▸ **Given exercise**: Find the number of lines containing the string "title" in the data. Answer with the number by itself.
## BEGIN
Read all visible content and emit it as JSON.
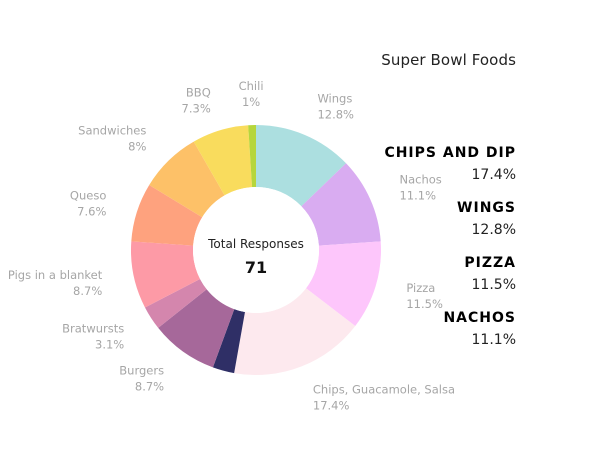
{
  "title": "Super Bowl Foods",
  "center": {
    "label": "Total Responses",
    "value": "71"
  },
  "chart_data": {
    "type": "pie",
    "title": "Super Bowl Foods",
    "slices": [
      {
        "name": "Wings",
        "value": 12.8,
        "label": "12.8%",
        "color": "#acdfe0"
      },
      {
        "name": "Nachos",
        "value": 11.1,
        "label": "11.1%",
        "color": "#d9acf1"
      },
      {
        "name": "Pizza",
        "value": 11.5,
        "label": "11.5%",
        "color": "#fdc6fb"
      },
      {
        "name": "Chips, Guacamole, Salsa",
        "value": 17.4,
        "label": "17.4%",
        "color": "#fde9ee"
      },
      {
        "name": "",
        "value": 2.8,
        "label": "",
        "color": "#2f2f66"
      },
      {
        "name": "Burgers",
        "value": 8.7,
        "label": "8.7%",
        "color": "#a6689a"
      },
      {
        "name": "Bratwursts",
        "value": 3.1,
        "label": "3.1%",
        "color": "#d486ad"
      },
      {
        "name": "Pigs in a blanket",
        "value": 8.7,
        "label": "8.7%",
        "color": "#fd9aa6"
      },
      {
        "name": "Queso",
        "value": 7.6,
        "label": "7.6%",
        "color": "#fea27e"
      },
      {
        "name": "Sandwiches",
        "value": 8.0,
        "label": "8%",
        "color": "#fdc168"
      },
      {
        "name": "BBQ",
        "value": 7.3,
        "label": "7.3%",
        "color": "#f9dc5d"
      },
      {
        "name": "Chili",
        "value": 1.0,
        "label": "1%",
        "color": "#b6d63c"
      }
    ]
  },
  "highlights": [
    {
      "name": "CHIPS AND DIP",
      "value": "17.4%"
    },
    {
      "name": "WINGS",
      "value": "12.8%"
    },
    {
      "name": "PIZZA",
      "value": "11.5%"
    },
    {
      "name": "NACHOS",
      "value": "11.1%"
    }
  ]
}
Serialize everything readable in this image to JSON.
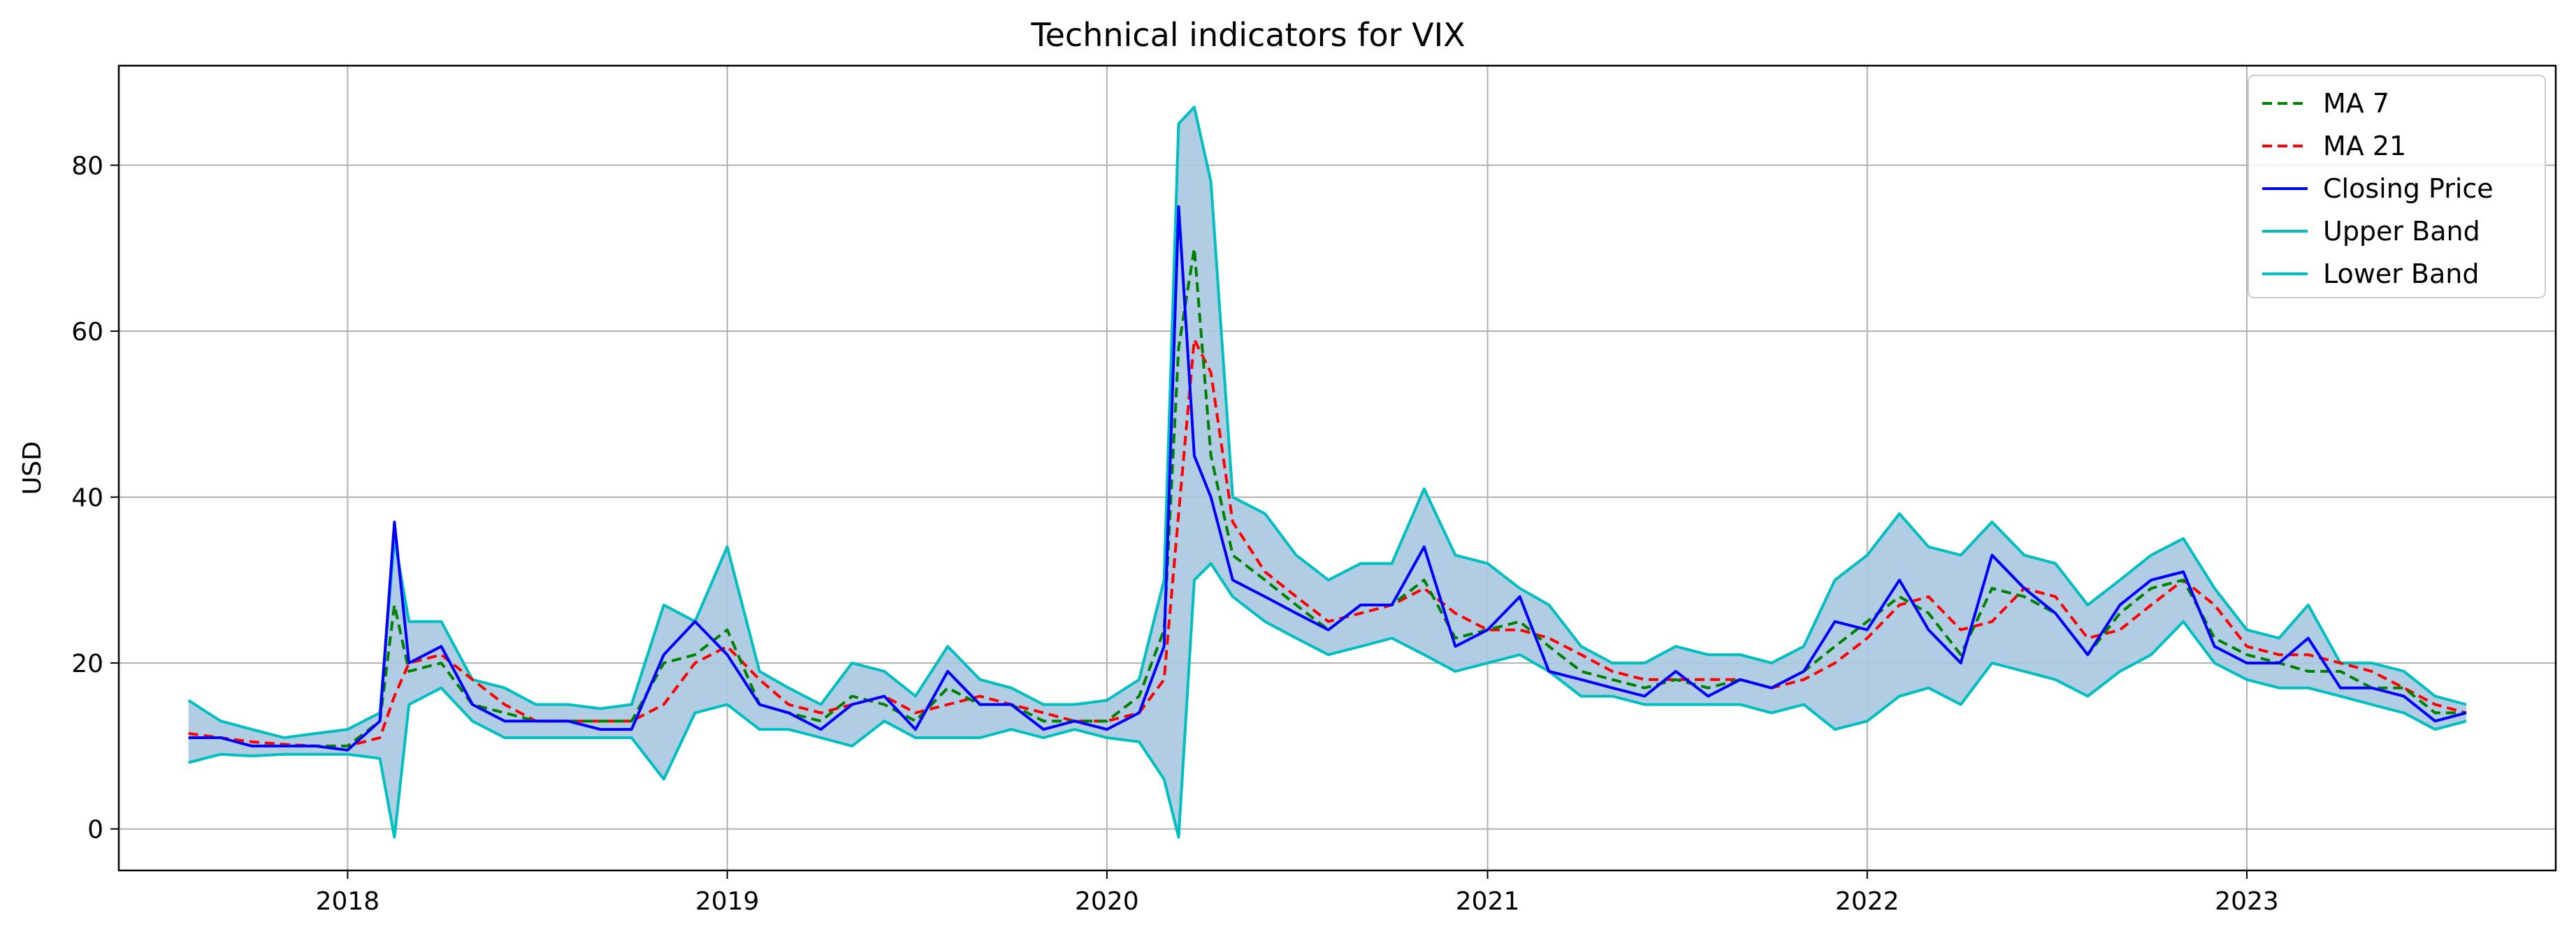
{
  "chart_data": {
    "type": "line",
    "title": "Technical indicators for VIX",
    "xlabel": "",
    "ylabel": "USD",
    "xlim": [
      "2017-05-26",
      "2023-10-25"
    ],
    "ylim": [
      -5,
      92
    ],
    "x_ticks": [
      "2018",
      "2019",
      "2020",
      "2021",
      "2022",
      "2023"
    ],
    "y_ticks": [
      0,
      20,
      40,
      60,
      80
    ],
    "grid": true,
    "legend_position": "top-right",
    "colors": {
      "ma7": "#008000",
      "ma21": "#ff0000",
      "close": "#0000ff",
      "band": "#00bfbf",
      "band_fill": "#a9c8e0"
    },
    "x": [
      "2017-08-01",
      "2017-09-01",
      "2017-10-01",
      "2017-11-01",
      "2017-12-01",
      "2018-01-01",
      "2018-02-01",
      "2018-02-15",
      "2018-03-01",
      "2018-04-01",
      "2018-05-01",
      "2018-06-01",
      "2018-07-01",
      "2018-08-01",
      "2018-09-01",
      "2018-10-01",
      "2018-11-01",
      "2018-12-01",
      "2019-01-01",
      "2019-02-01",
      "2019-03-01",
      "2019-04-01",
      "2019-05-01",
      "2019-06-01",
      "2019-07-01",
      "2019-08-01",
      "2019-09-01",
      "2019-10-01",
      "2019-11-01",
      "2019-12-01",
      "2020-01-01",
      "2020-02-01",
      "2020-02-25",
      "2020-03-10",
      "2020-03-25",
      "2020-04-10",
      "2020-05-01",
      "2020-06-01",
      "2020-07-01",
      "2020-08-01",
      "2020-09-01",
      "2020-10-01",
      "2020-11-01",
      "2020-12-01",
      "2021-01-01",
      "2021-02-01",
      "2021-03-01",
      "2021-04-01",
      "2021-05-01",
      "2021-06-01",
      "2021-07-01",
      "2021-08-01",
      "2021-09-01",
      "2021-10-01",
      "2021-11-01",
      "2021-12-01",
      "2022-01-01",
      "2022-02-01",
      "2022-03-01",
      "2022-04-01",
      "2022-05-01",
      "2022-06-01",
      "2022-07-01",
      "2022-08-01",
      "2022-09-01",
      "2022-10-01",
      "2022-11-01",
      "2022-12-01",
      "2023-01-01",
      "2023-02-01",
      "2023-03-01",
      "2023-04-01",
      "2023-05-01",
      "2023-06-01",
      "2023-07-01",
      "2023-07-31"
    ],
    "series": [
      {
        "name": "MA 7",
        "key": "ma7",
        "dash": true,
        "values": [
          11,
          11,
          10,
          10,
          10,
          10,
          13,
          27,
          19,
          20,
          15,
          14,
          13,
          13,
          13,
          13,
          20,
          21,
          24,
          15,
          14,
          13,
          16,
          15,
          13,
          17,
          15,
          15,
          13,
          13,
          13,
          16,
          24,
          58,
          70,
          45,
          33,
          30,
          27,
          24,
          27,
          27,
          30,
          23,
          24,
          25,
          22,
          19,
          18,
          17,
          18,
          17,
          18,
          17,
          19,
          22,
          25,
          28,
          26,
          21,
          29,
          28,
          26,
          21,
          26,
          29,
          30,
          23,
          21,
          20,
          19,
          19,
          17,
          17,
          14,
          14
        ]
      },
      {
        "name": "MA 21",
        "key": "ma21",
        "dash": true,
        "values": [
          11.5,
          11,
          10.5,
          10.2,
          10,
          10,
          11,
          16,
          20,
          21,
          18,
          15,
          13,
          13,
          13,
          13,
          15,
          20,
          22,
          18,
          15,
          14,
          15,
          16,
          14,
          15,
          16,
          15,
          14,
          13,
          13,
          14,
          18,
          38,
          59,
          55,
          37,
          31,
          28,
          25,
          26,
          27,
          29,
          26,
          24,
          24,
          23,
          21,
          19,
          18,
          18,
          18,
          18,
          17,
          18,
          20,
          23,
          27,
          28,
          24,
          25,
          29,
          28,
          23,
          24,
          27,
          30,
          27,
          22,
          21,
          21,
          20,
          19,
          17,
          15,
          14
        ]
      },
      {
        "name": "Closing Price",
        "key": "close",
        "dash": false,
        "values": [
          11,
          11,
          10,
          10,
          10,
          9.5,
          13,
          37,
          20,
          22,
          15,
          13,
          13,
          13,
          12,
          12,
          21,
          25,
          21,
          15,
          14,
          12,
          15,
          16,
          12,
          19,
          15,
          15,
          12,
          13,
          12,
          14,
          22,
          75,
          45,
          40,
          30,
          28,
          26,
          24,
          27,
          27,
          34,
          22,
          24,
          28,
          19,
          18,
          17,
          16,
          19,
          16,
          18,
          17,
          19,
          25,
          24,
          30,
          24,
          20,
          33,
          29,
          26,
          21,
          27,
          30,
          31,
          22,
          20,
          20,
          23,
          17,
          17,
          16,
          13,
          14
        ]
      },
      {
        "name": "Upper Band",
        "key": "upper",
        "dash": false,
        "values": [
          15.5,
          13,
          12,
          11,
          11.5,
          12,
          14,
          35,
          25,
          25,
          18,
          17,
          15,
          15,
          14.5,
          15,
          27,
          25,
          34,
          19,
          17,
          15,
          20,
          19,
          16,
          22,
          18,
          17,
          15,
          15,
          15.5,
          18,
          30,
          85,
          87,
          78,
          40,
          38,
          33,
          30,
          32,
          32,
          41,
          33,
          32,
          29,
          27,
          22,
          20,
          20,
          22,
          21,
          21,
          20,
          22,
          30,
          33,
          38,
          34,
          33,
          37,
          33,
          32,
          27,
          30,
          33,
          35,
          29,
          24,
          23,
          27,
          20,
          20,
          19,
          16,
          15
        ]
      },
      {
        "name": "Lower Band",
        "key": "lower",
        "dash": false,
        "values": [
          8,
          9,
          8.8,
          9,
          9,
          9,
          8.5,
          -1,
          15,
          17,
          13,
          11,
          11,
          11,
          11,
          11,
          6,
          14,
          15,
          12,
          12,
          11,
          10,
          13,
          11,
          11,
          11,
          12,
          11,
          12,
          11,
          10.5,
          6,
          -1,
          30,
          32,
          28,
          25,
          23,
          21,
          22,
          23,
          21,
          19,
          20,
          21,
          19,
          16,
          16,
          15,
          15,
          15,
          15,
          14,
          15,
          12,
          13,
          16,
          17,
          15,
          20,
          19,
          18,
          16,
          19,
          21,
          25,
          20,
          18,
          17,
          17,
          16,
          15,
          14,
          12,
          13
        ]
      }
    ]
  }
}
## END
▸ **Output of the task**: 3